Extract every line where the string "expansion" appears.

>> Start

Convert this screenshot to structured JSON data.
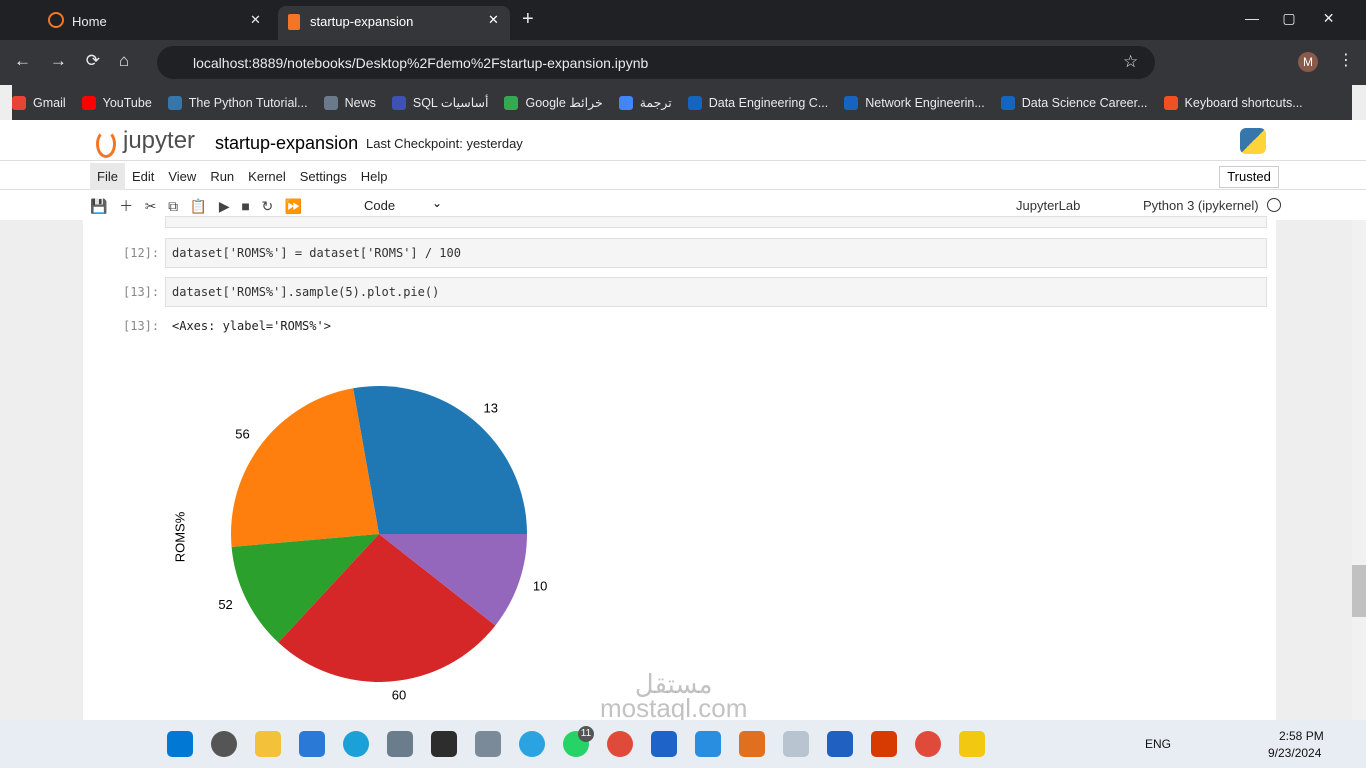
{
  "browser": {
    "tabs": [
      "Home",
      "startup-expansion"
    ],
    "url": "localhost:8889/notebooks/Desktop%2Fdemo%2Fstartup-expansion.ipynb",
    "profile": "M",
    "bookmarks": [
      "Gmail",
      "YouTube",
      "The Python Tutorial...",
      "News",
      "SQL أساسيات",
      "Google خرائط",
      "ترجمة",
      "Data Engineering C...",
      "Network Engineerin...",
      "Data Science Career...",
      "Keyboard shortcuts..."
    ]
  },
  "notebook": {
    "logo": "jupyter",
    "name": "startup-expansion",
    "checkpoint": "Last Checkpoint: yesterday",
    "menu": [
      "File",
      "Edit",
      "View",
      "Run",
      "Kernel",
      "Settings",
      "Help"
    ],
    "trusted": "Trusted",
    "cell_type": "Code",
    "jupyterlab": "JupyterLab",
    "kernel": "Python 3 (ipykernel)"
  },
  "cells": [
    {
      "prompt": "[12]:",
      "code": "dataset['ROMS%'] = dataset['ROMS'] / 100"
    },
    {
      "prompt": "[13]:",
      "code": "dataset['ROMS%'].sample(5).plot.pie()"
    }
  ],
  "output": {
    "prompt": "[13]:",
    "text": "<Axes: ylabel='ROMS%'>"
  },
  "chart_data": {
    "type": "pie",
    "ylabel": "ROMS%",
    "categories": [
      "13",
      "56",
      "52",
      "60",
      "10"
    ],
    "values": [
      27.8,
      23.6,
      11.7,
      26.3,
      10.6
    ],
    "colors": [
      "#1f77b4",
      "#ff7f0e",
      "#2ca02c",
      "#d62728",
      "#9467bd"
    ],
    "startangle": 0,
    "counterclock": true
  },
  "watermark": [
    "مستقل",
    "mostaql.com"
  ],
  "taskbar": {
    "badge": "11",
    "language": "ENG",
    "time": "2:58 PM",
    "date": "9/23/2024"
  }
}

>> End
>> Start

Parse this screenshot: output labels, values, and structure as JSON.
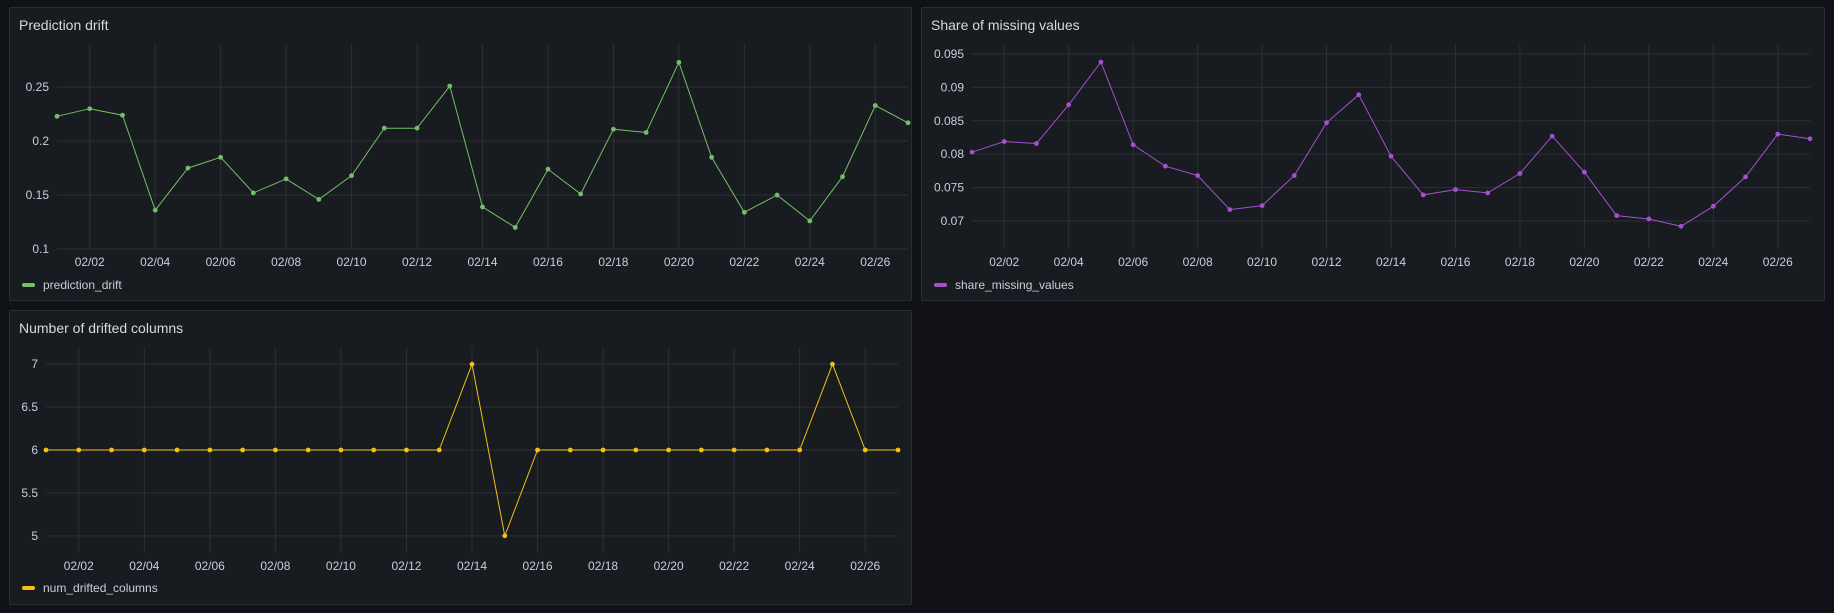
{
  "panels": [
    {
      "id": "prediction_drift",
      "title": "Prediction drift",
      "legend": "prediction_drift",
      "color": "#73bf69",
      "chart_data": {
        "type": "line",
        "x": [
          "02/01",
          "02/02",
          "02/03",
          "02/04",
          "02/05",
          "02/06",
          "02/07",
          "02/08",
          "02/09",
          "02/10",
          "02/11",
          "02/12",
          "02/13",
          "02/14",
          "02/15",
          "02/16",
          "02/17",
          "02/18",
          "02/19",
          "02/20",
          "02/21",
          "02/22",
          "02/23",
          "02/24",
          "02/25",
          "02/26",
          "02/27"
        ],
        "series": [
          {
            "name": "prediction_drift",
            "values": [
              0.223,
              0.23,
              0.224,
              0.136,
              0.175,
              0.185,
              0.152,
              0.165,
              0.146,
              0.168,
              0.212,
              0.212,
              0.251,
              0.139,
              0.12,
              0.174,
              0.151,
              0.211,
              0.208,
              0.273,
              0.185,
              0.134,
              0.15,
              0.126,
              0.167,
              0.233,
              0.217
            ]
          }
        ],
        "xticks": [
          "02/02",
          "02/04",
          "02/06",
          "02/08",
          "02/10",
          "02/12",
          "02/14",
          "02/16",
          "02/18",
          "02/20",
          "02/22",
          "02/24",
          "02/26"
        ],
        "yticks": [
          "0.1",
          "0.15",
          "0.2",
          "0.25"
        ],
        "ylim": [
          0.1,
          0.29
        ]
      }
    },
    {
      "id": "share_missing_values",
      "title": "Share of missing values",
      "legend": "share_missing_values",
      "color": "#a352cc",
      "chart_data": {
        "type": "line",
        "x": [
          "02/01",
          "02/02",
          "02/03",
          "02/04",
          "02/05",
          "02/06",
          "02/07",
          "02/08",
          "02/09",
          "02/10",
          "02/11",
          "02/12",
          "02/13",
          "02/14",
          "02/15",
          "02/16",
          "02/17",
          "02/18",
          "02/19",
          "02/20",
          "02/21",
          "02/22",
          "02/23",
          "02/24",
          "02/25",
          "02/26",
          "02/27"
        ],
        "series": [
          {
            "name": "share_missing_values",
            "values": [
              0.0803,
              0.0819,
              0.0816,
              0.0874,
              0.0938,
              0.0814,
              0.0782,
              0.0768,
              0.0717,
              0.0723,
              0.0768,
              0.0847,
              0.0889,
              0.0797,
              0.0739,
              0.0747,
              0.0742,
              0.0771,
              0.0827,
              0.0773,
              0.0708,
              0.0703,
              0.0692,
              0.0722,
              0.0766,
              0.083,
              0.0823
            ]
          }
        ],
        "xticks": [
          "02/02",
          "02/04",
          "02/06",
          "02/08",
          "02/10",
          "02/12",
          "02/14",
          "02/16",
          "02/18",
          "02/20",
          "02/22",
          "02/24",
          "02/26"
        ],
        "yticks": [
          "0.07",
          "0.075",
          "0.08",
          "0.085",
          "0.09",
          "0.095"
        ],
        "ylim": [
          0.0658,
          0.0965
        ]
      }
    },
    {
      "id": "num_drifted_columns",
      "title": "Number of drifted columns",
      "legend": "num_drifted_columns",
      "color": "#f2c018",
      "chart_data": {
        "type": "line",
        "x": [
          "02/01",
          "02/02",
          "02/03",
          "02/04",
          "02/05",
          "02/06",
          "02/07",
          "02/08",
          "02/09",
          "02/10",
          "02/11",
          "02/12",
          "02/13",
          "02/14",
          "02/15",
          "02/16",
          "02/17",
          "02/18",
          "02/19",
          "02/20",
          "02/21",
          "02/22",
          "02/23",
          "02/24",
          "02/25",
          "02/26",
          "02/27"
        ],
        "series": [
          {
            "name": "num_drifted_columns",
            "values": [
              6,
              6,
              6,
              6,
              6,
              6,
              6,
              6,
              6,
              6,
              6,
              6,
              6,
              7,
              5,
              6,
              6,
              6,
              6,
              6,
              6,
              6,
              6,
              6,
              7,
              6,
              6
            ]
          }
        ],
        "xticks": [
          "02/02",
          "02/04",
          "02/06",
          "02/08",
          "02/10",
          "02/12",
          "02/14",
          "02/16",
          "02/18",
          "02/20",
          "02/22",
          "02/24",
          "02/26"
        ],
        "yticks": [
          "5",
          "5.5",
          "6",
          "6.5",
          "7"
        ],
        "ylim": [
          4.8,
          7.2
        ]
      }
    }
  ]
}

>> End

• **WRITTEN ANSWER**
      "startup-expansion"
    "url": "localhost:8889/notebooks/Desktop%2Fdemo%2Fstartup-expansion.ipynb",
    "name": "startup-expansion",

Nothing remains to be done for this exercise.